TO DO:
Hunt for the word "into" across the entries below, copying each line that holds it.

ITEMS:
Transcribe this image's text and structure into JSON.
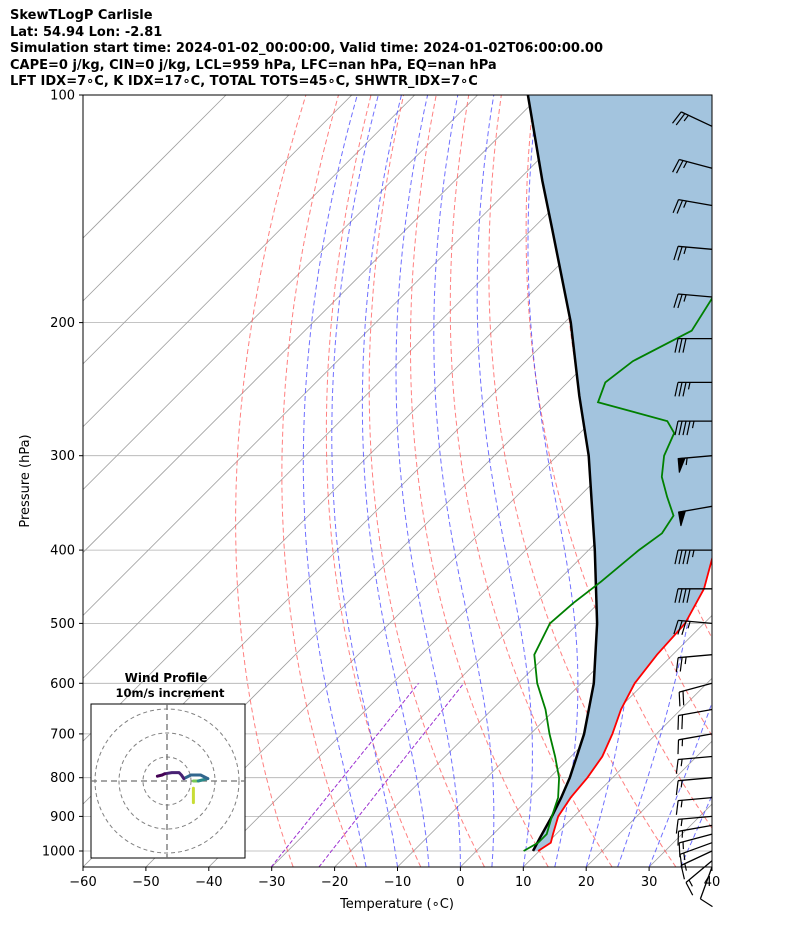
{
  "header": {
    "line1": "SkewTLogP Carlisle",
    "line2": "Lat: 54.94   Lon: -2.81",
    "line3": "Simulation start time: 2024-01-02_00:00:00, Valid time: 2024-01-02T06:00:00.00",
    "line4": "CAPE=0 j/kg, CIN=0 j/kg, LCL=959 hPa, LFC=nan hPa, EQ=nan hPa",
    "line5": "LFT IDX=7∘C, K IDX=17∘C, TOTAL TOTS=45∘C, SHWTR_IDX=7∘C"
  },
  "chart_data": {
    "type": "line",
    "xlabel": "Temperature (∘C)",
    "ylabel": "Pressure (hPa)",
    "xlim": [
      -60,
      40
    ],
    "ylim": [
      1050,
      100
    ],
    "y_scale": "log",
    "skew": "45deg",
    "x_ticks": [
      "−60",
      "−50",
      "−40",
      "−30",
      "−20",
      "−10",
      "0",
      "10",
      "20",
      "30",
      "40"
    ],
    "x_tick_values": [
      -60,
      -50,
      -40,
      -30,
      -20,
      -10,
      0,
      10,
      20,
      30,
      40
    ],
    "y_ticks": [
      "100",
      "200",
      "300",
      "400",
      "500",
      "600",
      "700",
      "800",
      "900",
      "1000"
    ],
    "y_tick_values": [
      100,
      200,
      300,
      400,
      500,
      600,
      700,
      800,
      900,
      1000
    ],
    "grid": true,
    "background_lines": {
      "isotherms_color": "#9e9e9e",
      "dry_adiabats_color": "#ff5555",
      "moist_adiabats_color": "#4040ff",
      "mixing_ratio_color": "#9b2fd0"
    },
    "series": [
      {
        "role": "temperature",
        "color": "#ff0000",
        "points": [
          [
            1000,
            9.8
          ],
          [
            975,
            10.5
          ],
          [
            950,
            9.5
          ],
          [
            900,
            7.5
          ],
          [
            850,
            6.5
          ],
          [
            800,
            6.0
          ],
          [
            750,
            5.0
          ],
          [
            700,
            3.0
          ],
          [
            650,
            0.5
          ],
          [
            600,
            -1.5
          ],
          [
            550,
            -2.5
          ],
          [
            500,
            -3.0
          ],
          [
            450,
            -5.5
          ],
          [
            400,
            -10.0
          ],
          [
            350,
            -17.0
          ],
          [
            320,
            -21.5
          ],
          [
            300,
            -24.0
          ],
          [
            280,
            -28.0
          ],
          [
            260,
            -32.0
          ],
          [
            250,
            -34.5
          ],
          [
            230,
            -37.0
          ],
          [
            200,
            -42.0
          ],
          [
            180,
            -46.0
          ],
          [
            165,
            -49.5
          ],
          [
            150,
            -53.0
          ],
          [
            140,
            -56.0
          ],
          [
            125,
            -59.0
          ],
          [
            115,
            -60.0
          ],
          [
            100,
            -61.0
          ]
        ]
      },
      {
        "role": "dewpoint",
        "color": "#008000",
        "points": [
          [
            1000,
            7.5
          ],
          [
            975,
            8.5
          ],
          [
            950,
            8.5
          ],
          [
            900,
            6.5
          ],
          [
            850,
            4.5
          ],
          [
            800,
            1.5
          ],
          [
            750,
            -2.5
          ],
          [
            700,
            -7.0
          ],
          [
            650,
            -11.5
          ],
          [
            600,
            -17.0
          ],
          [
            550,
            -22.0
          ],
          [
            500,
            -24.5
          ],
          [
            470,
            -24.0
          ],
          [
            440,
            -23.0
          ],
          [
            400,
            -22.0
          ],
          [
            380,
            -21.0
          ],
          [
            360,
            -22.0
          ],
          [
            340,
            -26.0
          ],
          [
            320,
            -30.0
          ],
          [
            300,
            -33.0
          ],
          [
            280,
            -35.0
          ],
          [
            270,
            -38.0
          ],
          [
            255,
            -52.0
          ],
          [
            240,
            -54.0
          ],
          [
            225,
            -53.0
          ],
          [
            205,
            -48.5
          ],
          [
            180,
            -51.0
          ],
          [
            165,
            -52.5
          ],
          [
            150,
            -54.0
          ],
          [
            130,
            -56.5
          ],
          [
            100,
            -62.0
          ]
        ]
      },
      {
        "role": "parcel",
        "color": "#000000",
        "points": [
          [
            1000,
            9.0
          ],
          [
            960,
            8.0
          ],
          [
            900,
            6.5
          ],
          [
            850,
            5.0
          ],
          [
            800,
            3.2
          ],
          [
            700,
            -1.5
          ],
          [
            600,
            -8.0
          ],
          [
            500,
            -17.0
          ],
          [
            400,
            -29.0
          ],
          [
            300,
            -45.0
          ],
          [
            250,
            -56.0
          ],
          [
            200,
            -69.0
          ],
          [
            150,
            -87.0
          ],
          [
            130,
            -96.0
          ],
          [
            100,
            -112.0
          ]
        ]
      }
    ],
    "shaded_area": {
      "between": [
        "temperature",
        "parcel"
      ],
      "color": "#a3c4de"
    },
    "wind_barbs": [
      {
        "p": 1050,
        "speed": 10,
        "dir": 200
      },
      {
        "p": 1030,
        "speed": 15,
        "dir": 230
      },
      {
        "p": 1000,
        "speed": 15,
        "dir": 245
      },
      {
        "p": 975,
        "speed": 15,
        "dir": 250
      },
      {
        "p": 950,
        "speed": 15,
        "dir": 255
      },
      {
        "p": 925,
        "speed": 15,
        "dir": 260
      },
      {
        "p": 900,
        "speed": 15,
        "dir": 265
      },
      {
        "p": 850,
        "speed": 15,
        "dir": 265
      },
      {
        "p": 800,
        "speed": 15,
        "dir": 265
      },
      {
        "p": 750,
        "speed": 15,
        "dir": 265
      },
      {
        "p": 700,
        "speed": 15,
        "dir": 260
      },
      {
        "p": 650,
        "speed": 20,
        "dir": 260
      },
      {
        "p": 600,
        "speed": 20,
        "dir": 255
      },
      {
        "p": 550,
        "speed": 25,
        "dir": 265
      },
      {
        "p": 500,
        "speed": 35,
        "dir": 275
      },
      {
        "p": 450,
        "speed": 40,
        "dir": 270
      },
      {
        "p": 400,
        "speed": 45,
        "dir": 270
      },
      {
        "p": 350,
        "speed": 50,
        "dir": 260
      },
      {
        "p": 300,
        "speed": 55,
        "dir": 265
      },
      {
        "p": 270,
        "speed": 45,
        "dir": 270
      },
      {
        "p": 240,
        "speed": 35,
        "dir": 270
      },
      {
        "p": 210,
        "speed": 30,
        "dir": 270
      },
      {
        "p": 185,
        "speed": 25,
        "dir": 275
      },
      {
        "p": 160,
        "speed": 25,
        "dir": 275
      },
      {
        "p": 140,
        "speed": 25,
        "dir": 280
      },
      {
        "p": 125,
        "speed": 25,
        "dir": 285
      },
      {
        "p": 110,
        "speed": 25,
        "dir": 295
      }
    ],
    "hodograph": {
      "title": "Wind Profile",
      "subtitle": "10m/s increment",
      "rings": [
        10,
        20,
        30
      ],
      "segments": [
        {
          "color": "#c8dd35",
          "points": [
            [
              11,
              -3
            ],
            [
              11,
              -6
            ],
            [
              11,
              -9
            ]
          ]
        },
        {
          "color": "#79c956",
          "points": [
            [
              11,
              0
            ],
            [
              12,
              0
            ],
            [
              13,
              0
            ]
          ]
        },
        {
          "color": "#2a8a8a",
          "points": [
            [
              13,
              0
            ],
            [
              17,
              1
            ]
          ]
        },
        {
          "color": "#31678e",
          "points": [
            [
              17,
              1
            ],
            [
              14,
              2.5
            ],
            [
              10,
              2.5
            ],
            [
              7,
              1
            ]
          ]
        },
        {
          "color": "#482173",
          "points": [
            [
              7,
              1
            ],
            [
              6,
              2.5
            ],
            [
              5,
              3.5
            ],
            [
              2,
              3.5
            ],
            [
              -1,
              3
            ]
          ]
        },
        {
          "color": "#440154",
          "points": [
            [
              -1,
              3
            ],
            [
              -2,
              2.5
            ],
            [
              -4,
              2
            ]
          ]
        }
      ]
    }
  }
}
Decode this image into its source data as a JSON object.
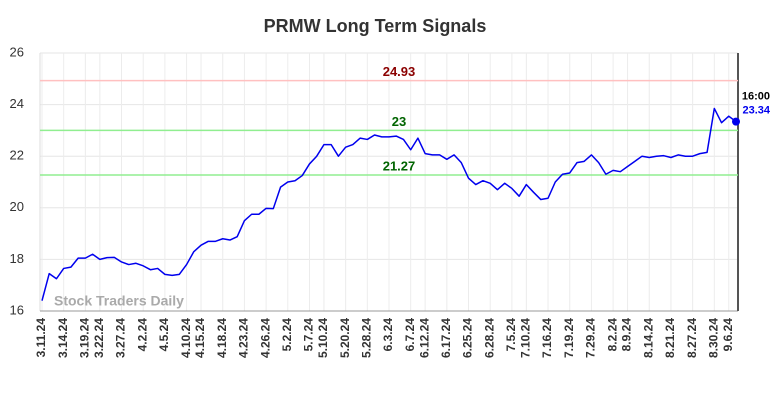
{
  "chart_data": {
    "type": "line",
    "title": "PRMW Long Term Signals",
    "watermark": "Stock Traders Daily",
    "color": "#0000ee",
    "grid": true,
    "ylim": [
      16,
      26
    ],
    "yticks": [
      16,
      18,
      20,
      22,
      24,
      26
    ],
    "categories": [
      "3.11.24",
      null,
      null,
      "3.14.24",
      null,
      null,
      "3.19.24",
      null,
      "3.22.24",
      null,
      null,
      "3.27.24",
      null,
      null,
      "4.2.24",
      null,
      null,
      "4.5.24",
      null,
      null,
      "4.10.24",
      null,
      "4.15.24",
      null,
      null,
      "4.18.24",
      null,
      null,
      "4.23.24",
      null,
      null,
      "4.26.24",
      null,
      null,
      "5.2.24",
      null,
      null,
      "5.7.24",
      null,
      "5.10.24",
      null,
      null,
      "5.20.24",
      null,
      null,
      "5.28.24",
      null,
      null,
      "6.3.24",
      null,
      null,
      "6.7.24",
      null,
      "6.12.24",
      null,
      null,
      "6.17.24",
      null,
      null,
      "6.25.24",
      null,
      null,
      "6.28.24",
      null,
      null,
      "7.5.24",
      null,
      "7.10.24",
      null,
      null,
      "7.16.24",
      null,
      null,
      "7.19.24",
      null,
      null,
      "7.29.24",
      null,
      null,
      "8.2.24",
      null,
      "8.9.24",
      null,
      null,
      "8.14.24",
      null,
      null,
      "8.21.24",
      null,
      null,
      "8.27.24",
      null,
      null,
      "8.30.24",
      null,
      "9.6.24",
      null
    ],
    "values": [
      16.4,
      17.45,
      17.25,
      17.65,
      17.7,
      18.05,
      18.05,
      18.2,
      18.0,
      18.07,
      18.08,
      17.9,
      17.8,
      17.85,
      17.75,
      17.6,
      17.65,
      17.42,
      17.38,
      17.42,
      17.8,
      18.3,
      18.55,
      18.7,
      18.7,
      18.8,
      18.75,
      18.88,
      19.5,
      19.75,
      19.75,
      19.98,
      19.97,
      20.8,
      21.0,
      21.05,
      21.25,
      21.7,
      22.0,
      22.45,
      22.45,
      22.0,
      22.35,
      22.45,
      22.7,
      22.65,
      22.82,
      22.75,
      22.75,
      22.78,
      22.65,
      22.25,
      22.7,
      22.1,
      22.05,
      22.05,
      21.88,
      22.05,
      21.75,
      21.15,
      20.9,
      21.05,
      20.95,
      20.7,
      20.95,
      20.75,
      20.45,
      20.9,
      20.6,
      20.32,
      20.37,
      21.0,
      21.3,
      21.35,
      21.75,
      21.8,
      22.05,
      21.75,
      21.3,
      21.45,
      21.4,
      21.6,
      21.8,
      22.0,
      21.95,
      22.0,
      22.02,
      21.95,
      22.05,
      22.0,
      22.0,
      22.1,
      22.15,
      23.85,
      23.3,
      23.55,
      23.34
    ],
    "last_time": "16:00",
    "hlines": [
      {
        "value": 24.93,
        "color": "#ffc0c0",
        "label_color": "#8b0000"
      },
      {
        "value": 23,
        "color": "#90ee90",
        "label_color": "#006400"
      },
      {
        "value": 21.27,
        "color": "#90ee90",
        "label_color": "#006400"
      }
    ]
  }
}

THE RESULT:
Transcribe this image's text and structure into JSON.
Decode this image into its source data as a JSON object.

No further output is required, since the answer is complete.